▶ **Dataset entries**:
###
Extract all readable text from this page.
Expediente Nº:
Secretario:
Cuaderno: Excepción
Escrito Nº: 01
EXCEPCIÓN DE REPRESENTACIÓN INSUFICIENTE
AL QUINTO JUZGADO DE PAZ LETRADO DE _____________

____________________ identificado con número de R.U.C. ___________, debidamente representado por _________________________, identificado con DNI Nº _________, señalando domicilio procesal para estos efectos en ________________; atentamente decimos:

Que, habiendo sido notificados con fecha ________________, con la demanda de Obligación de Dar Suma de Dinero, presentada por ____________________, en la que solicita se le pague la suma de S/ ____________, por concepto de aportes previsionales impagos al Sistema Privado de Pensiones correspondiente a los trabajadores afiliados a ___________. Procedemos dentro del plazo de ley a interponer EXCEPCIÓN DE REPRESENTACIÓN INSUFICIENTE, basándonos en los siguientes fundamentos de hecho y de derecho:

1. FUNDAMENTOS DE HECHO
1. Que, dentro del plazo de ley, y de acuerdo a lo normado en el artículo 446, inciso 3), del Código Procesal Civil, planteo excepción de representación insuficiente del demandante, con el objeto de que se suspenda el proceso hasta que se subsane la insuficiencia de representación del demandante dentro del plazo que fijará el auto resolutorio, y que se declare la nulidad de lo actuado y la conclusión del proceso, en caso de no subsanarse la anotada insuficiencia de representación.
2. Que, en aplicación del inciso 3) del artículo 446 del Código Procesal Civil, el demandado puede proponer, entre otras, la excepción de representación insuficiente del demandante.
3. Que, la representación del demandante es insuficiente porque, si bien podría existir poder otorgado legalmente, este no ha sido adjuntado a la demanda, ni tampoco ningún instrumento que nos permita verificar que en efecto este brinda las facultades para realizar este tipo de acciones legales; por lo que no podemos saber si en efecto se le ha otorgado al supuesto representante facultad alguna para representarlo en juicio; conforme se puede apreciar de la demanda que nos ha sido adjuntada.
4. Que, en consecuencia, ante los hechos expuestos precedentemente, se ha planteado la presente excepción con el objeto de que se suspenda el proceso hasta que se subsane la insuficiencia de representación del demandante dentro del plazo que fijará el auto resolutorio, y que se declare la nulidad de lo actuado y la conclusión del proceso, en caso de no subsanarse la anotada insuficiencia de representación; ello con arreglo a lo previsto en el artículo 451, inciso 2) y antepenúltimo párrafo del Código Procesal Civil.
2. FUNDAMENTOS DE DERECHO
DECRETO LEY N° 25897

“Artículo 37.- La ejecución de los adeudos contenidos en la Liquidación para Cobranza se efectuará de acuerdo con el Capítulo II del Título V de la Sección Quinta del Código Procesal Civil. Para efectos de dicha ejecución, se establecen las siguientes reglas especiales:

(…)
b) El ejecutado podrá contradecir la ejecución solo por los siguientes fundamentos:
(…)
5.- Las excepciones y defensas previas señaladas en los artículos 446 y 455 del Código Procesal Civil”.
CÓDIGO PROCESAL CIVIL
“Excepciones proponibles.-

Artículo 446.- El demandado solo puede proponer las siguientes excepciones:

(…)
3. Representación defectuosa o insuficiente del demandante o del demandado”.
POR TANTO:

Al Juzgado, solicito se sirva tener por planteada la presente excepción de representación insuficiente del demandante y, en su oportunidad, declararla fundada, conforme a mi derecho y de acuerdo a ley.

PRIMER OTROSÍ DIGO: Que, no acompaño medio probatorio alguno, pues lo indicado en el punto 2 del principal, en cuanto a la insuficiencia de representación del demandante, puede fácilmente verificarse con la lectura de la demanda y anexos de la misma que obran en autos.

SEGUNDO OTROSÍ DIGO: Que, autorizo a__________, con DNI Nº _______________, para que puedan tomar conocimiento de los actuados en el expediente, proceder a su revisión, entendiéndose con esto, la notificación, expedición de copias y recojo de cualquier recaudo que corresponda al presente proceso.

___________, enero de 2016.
###
▶ **Exercise requirements**:
Extract every record. Keep wording exact.

▶ **Finished answer**:
Extract all readable text from this page.
Expediente Nº:
Secretario:
Cuaderno: Excepción
Escrito Nº: 01
EXCEPCIÓN DE REPRESENTACIÓN INSUFICIENTE
AL QUINTO JUZGADO DE PAZ LETRADO DE _____________

____________________ identificado con número de R.U.C. ___________, debidamente representado por _________________________, identificado con DNI Nº _________, señalando domicilio procesal para estos efectos en ________________; atentamente decimos:

Que, habiendo sido notificados con fecha ________________, con la demanda de Obligación de Dar Suma de Dinero, presentada por ____________________, en la que solicita se le pague la suma de S/ ____________, por concepto de aportes previsionales impagos al Sistema Privado de Pensiones correspondiente a los trabajadores afiliados a ___________. Procedemos dentro del plazo de ley a interponer EXCEPCIÓN DE REPRESENTACIÓN INSUFICIENTE, basándonos en los siguientes fundamentos de hecho y de derecho:

1. FUNDAMENTOS DE HECHO
1. Que, dentro del plazo de ley, y de acuerdo a lo normado en el artículo 446, inciso 3), del Código Procesal Civil, planteo excepción de representación insuficiente del demandante, con el objeto de que se suspenda el proceso hasta que se subsane la insuficiencia de representación del demandante dentro del plazo que fijará el auto resolutorio, y que se declare la nulidad de lo actuado y la conclusión del proceso, en caso de no subsanarse la anotada insuficiencia de representación.
2. Que, en aplicación del inciso 3) del artículo 446 del Código Procesal Civil, el demandado puede proponer, entre otras, la excepción de representación insuficiente del demandante.
3. Que, la representación del demandante es insuficiente porque, si bien podría existir poder otorgado legalmente, este no ha sido adjuntado a la demanda, ni tampoco ningún instrumento que nos permita verificar que en efecto este brinda las facultades para realizar este tipo de acciones legales; por lo que no podemos saber si en efecto se le ha otorgado al supuesto representante facultad alguna para representarlo en juicio; conforme se puede apreciar de la demanda que nos ha sido adjuntada.
4. Que, en consecuencia, ante los hechos expuestos precedentemente, se ha planteado la presente excepción con el objeto de que se suspenda el proceso hasta que se subsane la insuficiencia de representación del demandante dentro del plazo que fijará el auto resolutorio, y que se declare la nulidad de lo actuado y la conclusión del proceso, en caso de no subsanarse la anotada insuficiencia de representación; ello con arreglo a lo previsto en el artículo 451, inciso 2) y antepenúltimo párrafo del Código Procesal Civil.
2. FUNDAMENTOS DE DERECHO
DECRETO LEY N° 25897

“Artículo 37.- La ejecución de los adeudos contenidos en la Liquidación para Cobranza se efectuará de acuerdo con el Capítulo II del Título V de la Sección Quinta del Código Procesal Civil. Para efectos de dicha ejecución, se establecen las siguientes reglas especiales:

(…)
b) El ejecutado podrá contradecir la ejecución solo por los siguientes fundamentos:
(…)
5.- Las excepciones y defensas previas señaladas en los artículos 446 y 455 del Código Procesal Civil”.
CÓDIGO PROCESAL CIVIL
“Excepciones proponibles.-

Artículo 446.- El demandado solo puede proponer las siguientes excepciones:

(…)
3. Representación defectuosa o insuficiente del demandante o del demandado”.
POR TANTO:

Al Juzgado, solicito se sirva tener por planteada la presente excepción de representación insuficiente del demandante y, en su oportunidad, declararla fundada, conforme a mi derecho y de acuerdo a ley.

PRIMER OTROSÍ DIGO: Que, no acompaño medio probatorio alguno, pues lo indicado en el punto 2 del principal, en cuanto a la insuficiencia de representación del demandante, puede fácilmente verificarse con la lectura de la demanda y anexos de la misma que obran en autos.

SEGUNDO OTROSÍ DIGO: Que, autorizo a__________, con DNI Nº _______________, para que puedan tomar conocimiento de los actuados en el expediente, proceder a su revisión, entendiéndose con esto, la notificación, expedición de copias y recojo de cualquier recaudo que corresponda al presente proceso.

___________, enero de 2016.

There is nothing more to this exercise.